I moved to Taiwan just recently and I already experienced some amazing things from a libertarian perspective. Those things are not so prevalent in a fascist Europe where almost everybody seem to obediently do what the government tells them to, which on the other hand makes Taiwan look like a perfect place for living. And it really is.
DISCLAIMER: the following is just my observation of reality and doesn’t necessarily have to be true.
It’s crazy. Traffic lights are just recommendations and you enter the road at your own risk. But even though traffic here might get dangerous at times, most of the people are well aware how to run red lights without hurting others so if you’re careful you shouldn’t have a problem even as a pedestrian. It’s such a great example of spontaneous order without a central authority stepping in to tell you the best way to do certain things. Taiwanese just do it their own way.
I’m not sure about regulations in Taiwan in this regard, but lot of people seem to have dimmed glasses on their cars, I mean totally dimmed even the front one. This is something unseen in most of the Europe (if not all), because that would obviously make very hard for cops to give you tickets for not having your seatbelt on. It’s really hard to fund a police state without stealing drivers’ money, right?
Bitcoins, bitcoins, bitcoins
At first I wasn’t really a huge fan of Bitcoin, but over the time I realized there’s a real potential to it. And I was even more amazed when I found out there are Bitcoin ATMs in every single FamilyMart, 7-Eleven and other stores on the island, which means there are at least 10 000 places where you can get BTC for cash.
Though it’s not really easy to spend them on many goods and services yet, I’d say Taiwan is heading the right direction. Not to mention that 7-11 and FamilyMart are always fighting for customers so if 7-11 adopts the same or different BTC technology, fees to purchase BTC might drop even more which might result in even wider adoption among regular users.
Sellers without a permit
People love to spend a lot here (especially on food). Maybe that’s one of the reasons there are so many garages rebuilt in to noodle places, food stalls offering local fast food snacks or food trucks selling very popular 珍珠奶茶 (pearl milk tea). Not only you can see those everywhere in Taiwan, they usually don’t have any permits to sell food & drinks and run away every time they see cops coming.

What the task requires:
Can you print the Taiwan post word for word from "Though it’s not" to "see cops coming."? These records have nothing to do with the Taiwan post.

Entries provided:
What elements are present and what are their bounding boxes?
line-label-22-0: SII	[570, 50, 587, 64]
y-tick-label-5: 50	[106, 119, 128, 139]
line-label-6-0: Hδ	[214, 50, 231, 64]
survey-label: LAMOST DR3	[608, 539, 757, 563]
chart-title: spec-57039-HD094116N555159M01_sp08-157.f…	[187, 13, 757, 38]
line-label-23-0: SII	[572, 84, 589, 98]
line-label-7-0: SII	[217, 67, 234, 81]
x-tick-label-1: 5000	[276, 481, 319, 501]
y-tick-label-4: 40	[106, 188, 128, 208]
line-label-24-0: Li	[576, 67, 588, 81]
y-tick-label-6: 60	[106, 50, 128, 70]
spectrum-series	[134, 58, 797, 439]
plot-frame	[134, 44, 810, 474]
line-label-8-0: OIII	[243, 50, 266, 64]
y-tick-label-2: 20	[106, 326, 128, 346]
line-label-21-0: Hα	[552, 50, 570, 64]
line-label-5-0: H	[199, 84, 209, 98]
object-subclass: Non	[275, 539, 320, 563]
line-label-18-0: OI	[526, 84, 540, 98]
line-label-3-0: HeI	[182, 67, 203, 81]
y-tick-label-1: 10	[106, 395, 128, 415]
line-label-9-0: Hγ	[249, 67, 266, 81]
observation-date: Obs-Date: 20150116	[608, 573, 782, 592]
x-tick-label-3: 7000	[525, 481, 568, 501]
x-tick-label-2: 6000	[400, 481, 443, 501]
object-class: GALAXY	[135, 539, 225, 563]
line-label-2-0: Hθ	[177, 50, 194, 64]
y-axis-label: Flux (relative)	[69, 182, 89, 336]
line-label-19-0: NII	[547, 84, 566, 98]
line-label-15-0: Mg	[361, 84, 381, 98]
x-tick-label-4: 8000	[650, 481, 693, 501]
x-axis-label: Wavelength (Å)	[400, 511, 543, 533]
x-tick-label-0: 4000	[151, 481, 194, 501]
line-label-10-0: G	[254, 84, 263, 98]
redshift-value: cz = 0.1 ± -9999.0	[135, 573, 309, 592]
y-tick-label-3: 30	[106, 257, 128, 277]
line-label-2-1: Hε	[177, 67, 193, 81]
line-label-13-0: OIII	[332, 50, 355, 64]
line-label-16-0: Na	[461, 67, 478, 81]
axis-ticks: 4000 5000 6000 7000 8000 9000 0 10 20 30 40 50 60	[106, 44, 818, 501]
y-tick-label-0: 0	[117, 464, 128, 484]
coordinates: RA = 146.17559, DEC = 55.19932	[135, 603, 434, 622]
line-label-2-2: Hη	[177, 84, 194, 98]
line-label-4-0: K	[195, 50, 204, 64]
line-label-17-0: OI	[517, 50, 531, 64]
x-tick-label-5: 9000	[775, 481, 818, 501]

Task solution:
Though it’s not really easy to spend them on many goods and services yet, I’d say Taiwan is heading the right direction. Not to mention that 7-11 and FamilyMart are always fighting for customers so if 7-11 adopts the same or different BTC technology, fees to purchase BTC might drop even more which might result in even wider adoption among regular users.
Sellers without a permit
People love to spend a lot here (especially on food). Maybe that’s one of the reasons there are so many garages rebuilt in to noodle places, food stalls offering local fast food snacks or food trucks selling very popular 珍珠奶茶 (pearl milk tea). Not only you can see those everywhere in Taiwan, they usually don’t have any permits to sell food & drinks and run away every time they see cops coming.